------ Task data

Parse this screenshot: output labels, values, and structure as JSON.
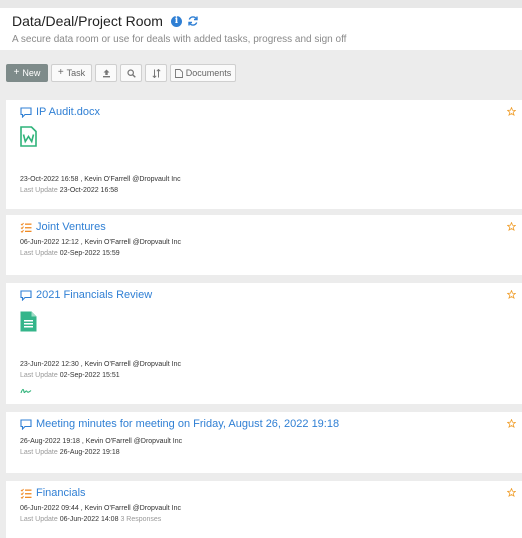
{
  "page": {
    "title": "Data/Deal/Project Room",
    "subtitle": "A secure data room or use for deals with added tasks, progress and sign off"
  },
  "toolbar": {
    "new_label": "New",
    "task_label": "Task",
    "upload_icon": "upload-icon",
    "search_icon": "search-icon",
    "sort_icon": "sort-icon",
    "documents_label": "Documents"
  },
  "items": [
    {
      "title": "IP Audit.docx",
      "type": "document",
      "icon": "word-file-icon",
      "created": "23-Oct-2022 16:58 , Kevin O'Farrell @Dropvault Inc",
      "update_label": "Last Update",
      "update_date": "23-Oct-2022 16:58",
      "responses": ""
    },
    {
      "title": "Joint Ventures",
      "type": "task-list",
      "icon": "task-list-icon",
      "created": "06-Jun-2022 12:12 , Kevin O'Farrell @Dropvault Inc",
      "update_label": "Last Update",
      "update_date": "02-Sep-2022 15:59",
      "responses": ""
    },
    {
      "title": "2021 Financials Review",
      "type": "document",
      "icon": "sheet-file-icon",
      "created": "23-Jun-2022 12:30 , Kevin O'Farrell @Dropvault Inc",
      "update_label": "Last Update",
      "update_date": "02-Sep-2022 15:51",
      "responses": ""
    },
    {
      "title": "Meeting minutes for meeting on Friday, August 26, 2022 19:18",
      "type": "discussion",
      "icon": "comment-icon",
      "created": "26-Aug-2022 19:18 , Kevin O'Farrell @Dropvault Inc",
      "update_label": "Last Update",
      "update_date": "26-Aug-2022 19:18",
      "responses": ""
    },
    {
      "title": "Financials",
      "type": "task-list",
      "icon": "task-list-icon",
      "created": "06-Jun-2022 09:44 , Kevin O'Farrell @Dropvault Inc",
      "update_label": "Last Update",
      "update_date": "06-Jun-2022 14:08",
      "responses": "3 Responses"
    }
  ],
  "colors": {
    "accent": "#2f7fd4",
    "star": "#f0a030",
    "task": "#f08a24",
    "word_file": "#2fb37a",
    "sheet_file": "#34b58a",
    "primary_button": "#7e8b8a"
  }
}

------------

**Work required:** Copy all lines above containing the string "Financials".

**Problem solution:**
      "title": "2021 Financials Review",
      "title": "Financials",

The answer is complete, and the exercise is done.